* Exercise: Images are not part of the copy; transcribe all the data exactly.

======== Data

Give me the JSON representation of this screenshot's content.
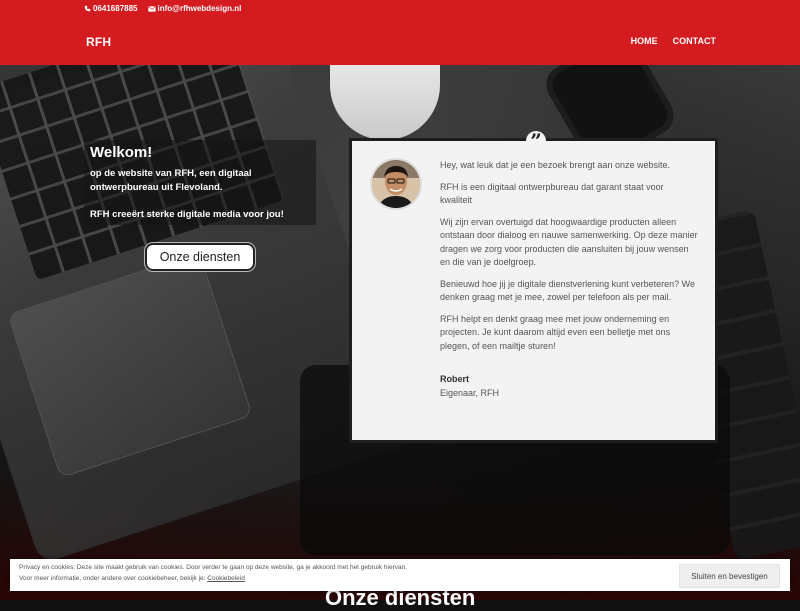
{
  "topbar": {
    "phone": "0641687885",
    "email": "info@rfhwebdesign.nl",
    "logo": "RFH",
    "nav": [
      {
        "label": "HOME"
      },
      {
        "label": "CONTACT"
      }
    ]
  },
  "hero": {
    "title": "Welkom!",
    "line1": "op de website van RFH, een digitaal ontwerpbureau uit Flevoland.",
    "line2": "RFH creeërt sterke digitale media voor jou!",
    "button": "Onze diensten"
  },
  "testimonial": {
    "quote_mark": "”",
    "paragraphs": [
      "Hey, wat leuk dat je een bezoek brengt aan onze website.",
      "RFH is een digitaal ontwerpbureau dat garant staat voor kwaliteit",
      "Wij zijn ervan overtuigd dat hoogwaardige producten alleen ontstaan door dialoog en nauwe samenwerking. Op deze manier dragen we zorg voor producten die aansluiten bij jouw wensen en die van je doelgroep.",
      "Benieuwd hoe jij je digitale dienstverlening kunt verbeteren? We denken graag met je mee, zowel per telefoon als per mail.",
      "RFH helpt en denkt graag mee met jouw onderneming en projecten. Je kunt daarom altijd even een belletje met ons plegen, of een mailtje sturen!"
    ],
    "author": "Robert",
    "role": "Eigenaar, RFH"
  },
  "next_section": {
    "title": "Onze diensten"
  },
  "cookie": {
    "line1": "Privacy en cookies: Deze site maakt gebruik van cookies. Door verder te gaan op deze website, ga je akkoord met het gebruik hiervan.",
    "line2_prefix": "Voor meer informatie, onder andere over cookiebeheer, bekijk je:",
    "link": "Cookiebeleid",
    "accept": "Sluiten en bevestigen"
  },
  "colors": {
    "brand_red": "#d41b1f"
  }
}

================

* Reply:
Give me the JSON representation of this screenshot's content.
{
  "topbar": {
    "phone": "0641687885",
    "email": "info@rfhwebdesign.nl",
    "logo": "RFH",
    "nav": [
      {
        "label": "HOME"
      },
      {
        "label": "CONTACT"
      }
    ]
  },
  "hero": {
    "title": "Welkom!",
    "line1": "op de website van RFH, een digitaal ontwerpbureau uit Flevoland.",
    "line2": "RFH creeërt sterke digitale media voor jou!",
    "button": "Onze diensten"
  },
  "testimonial": {
    "quote_mark": "”",
    "paragraphs": [
      "Hey, wat leuk dat je een bezoek brengt aan onze website.",
      "RFH is een digitaal ontwerpbureau dat garant staat voor kwaliteit",
      "Wij zijn ervan overtuigd dat hoogwaardige producten alleen ontstaan door dialoog en nauwe samenwerking. Op deze manier dragen we zorg voor producten die aansluiten bij jouw wensen en die van je doelgroep.",
      "Benieuwd hoe jij je digitale dienstverlening kunt verbeteren? We denken graag met je mee, zowel per telefoon als per mail.",
      "RFH helpt en denkt graag mee met jouw onderneming en projecten. Je kunt daarom altijd even een belletje met ons plegen, of een mailtje sturen!"
    ],
    "author": "Robert",
    "role": "Eigenaar, RFH"
  },
  "next_section": {
    "title": "Onze diensten"
  },
  "cookie": {
    "line1": "Privacy en cookies: Deze site maakt gebruik van cookies. Door verder te gaan op deze website, ga je akkoord met het gebruik hiervan.",
    "line2_prefix": "Voor meer informatie, onder andere over cookiebeheer, bekijk je:",
    "link": "Cookiebeleid",
    "accept": "Sluiten en bevestigen"
  },
  "colors": {
    "brand_red": "#d41b1f"
  }
}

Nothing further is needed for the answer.